GIVEN TASK: From the listing below, pull out every line where the string "Кабинета" appears.

DATA FOR THIS TASK:
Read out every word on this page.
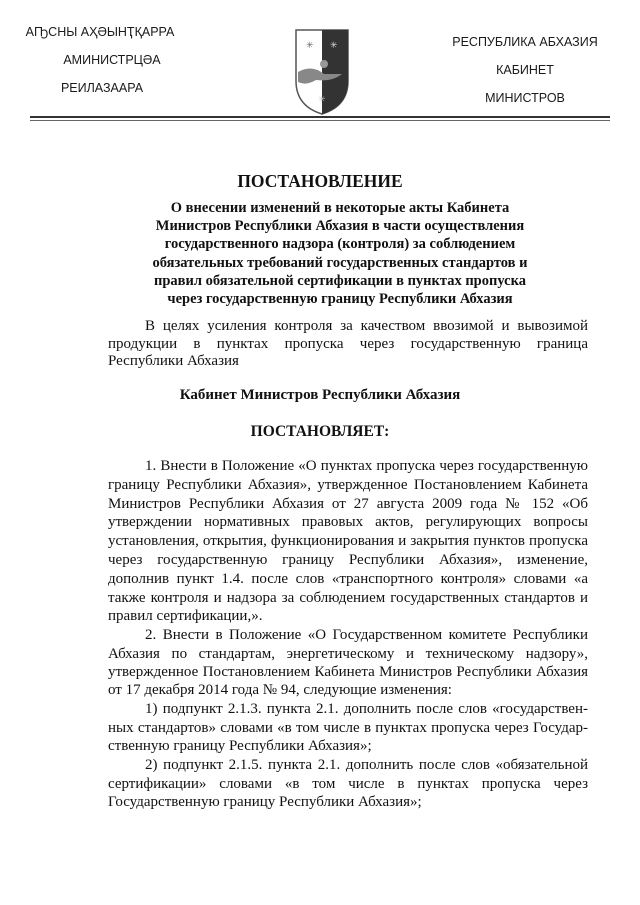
АҦСНЫ АҲӘЫНҬҚАРРА
АМИНИСТРЦӘА
РЕИЛАЗААРА
РЕСПУБЛИКА АБХАЗИЯ
КАБИНЕТ
МИНИСТРОВ
✳ ✳
✳
ПОСТАНОВЛЕНИЕ
О внесении изменений в некоторые акты Кабинета
Министров Республики Абхазия в части осуществления
государственного надзора (контроля) за соблюдением
обязательных требований государственных стандартов и
правил обязательной сертификации в пунктах пропуска
через государственную границу Республики Абхазия
В целях усиления контроля за качеством ввозимой и вывозимой
продукции в пунктах пропуска через государственную граница
Республики Абхазия
Кабинет Министров Республики Абхазия
ПОСТАНОВЛЯЕТ:
1. Внести в Положение «О пунктах пропуска через государственную
границу Республики Абхазия», утвержденное Постановлением Кабинета
Министров Республики Абхазия от 27 августа 2009 года № 152 «Об
утверждении нормативных правовых актов, регулирующих вопросы
установления, открытия, функционирования и закрытия пунктов пропуска
через государственную границу Республики Абхазия», изменение,
дополнив пункт 1.4. после слов «транспортного контроля» словами «а
также контроля и надзора за соблюдением государственных стандартов и
правил сертификации,».
2. Внести в Положение «О Государственном комитете Республики
Абхазия по стандартам, энергетическому и техническому надзору»,
утвержденное Постановлением Кабинета Министров Республики Абхазия
от 17 декабря 2014 года № 94, следующие изменения:
1) подпункт 2.1.3. пункта 2.1. дополнить после слов «государствен-
ных стандартов» словами «в том числе в пунктах пропуска через Государ-
ственную границу Республики Абхазия»;
2) подпункт 2.1.5. пункта 2.1. дополнить после слов «обязательной
сертификации» словами «в том числе в пунктах пропуска через
Государственную границу Республики Абхазия»;
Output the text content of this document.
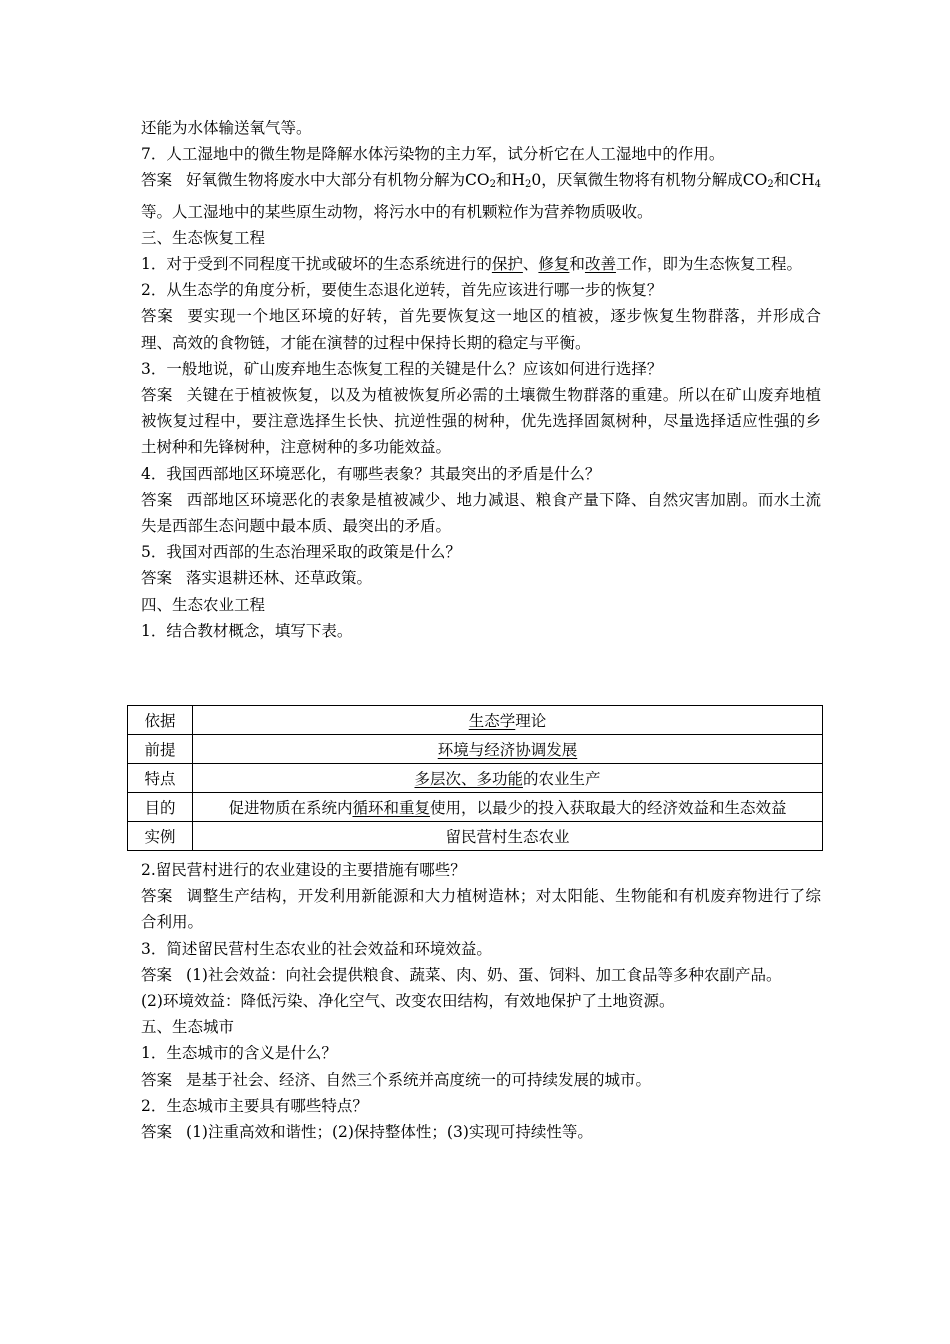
还能为水体输送氧气等。

7．人工湿地中的微生物是降解水体污染物的主力军，试分析它在人工湿地中的作用。

答案 好氧微生物将废水中大部分有机物分解为$CO_2$和$H_20$，厌氧微生物将有机物分解成$CO_2$和$CH_4$等。人工湿地中的某些原生动物，将污水中的有机颗粒作为营养物质吸收。

三、生态恢复工程

1．对于受到不同程度干扰或破坏的生态系统进行的保护、修复和改善工作，即为生态恢复工程。

2．从生态学的角度分析，要使生态退化逆转，首先应该进行哪一步的恢复？

答案 要实现一个地区环境的好转，首先要恢复这一地区的植被，逐步恢复生物群落，并形成合理、高效的食物链，才能在演替的过程中保持长期的稳定与平衡。

3．一般地说，矿山废弃地生态恢复工程的关键是什么？应该如何进行选择？

答案 关键在于植被恢复，以及为植被恢复所必需的土壤微生物群落的重建。所以在矿山废弃地植被恢复过程中，要注意选择生长快、抗逆性强的树种，优先选择固氮树种，尽量选择适应性强的乡土树种和先锋树种，注意树种的多功能效益。

4．我国西部地区环境恶化，有哪些表象？其最突出的矛盾是什么？

答案 西部地区环境恶化的表象是植被减少、地力减退、粮食产量下降、自然灾害加剧。而水土流失是西部生态问题中最本质、最突出的矛盾。

5．我国对西部的生态治理采取的政策是什么？

答案 落实退耕还林、还草政策。

四、生态农业工程

1．结合教材概念，填写下表。

依据	生态学理论
前提	环境与经济协调发展
特点	多层次、多功能的农业生产
目的	促进物质在系统内循环和重复使用，以最少的投入获取最大的经济效益和生态效益
实例	留民营村生态农业

2.留民营村进行的农业建设的主要措施有哪些？

答案 调整生产结构，开发利用新能源和大力植树造林；对太阳能、生物能和有机废弃物进行了综合利用。

3．简述留民营村生态农业的社会效益和环境效益。

答案 (1)社会效益：向社会提供粮食、蔬菜、肉、奶、蛋、饲料、加工食品等多种农副产品。

(2)环境效益：降低污染、净化空气、改变农田结构，有效地保护了土地资源。

五、生态城市

1．生态城市的含义是什么？

答案 是基于社会、经济、自然三个系统并高度统一的可持续发展的城市。

2．生态城市主要具有哪些特点？

答案 (1)注重高效和谐性；(2)保持整体性；(3)实现可持续性等。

COMPLETE RESPONSE:
О внесении изменений в некоторые акты Кабинета
границу Республики Абхазия», утвержденное Постановлением Кабинета
утвержденное Постановлением Кабинета Министров Республики Абхазия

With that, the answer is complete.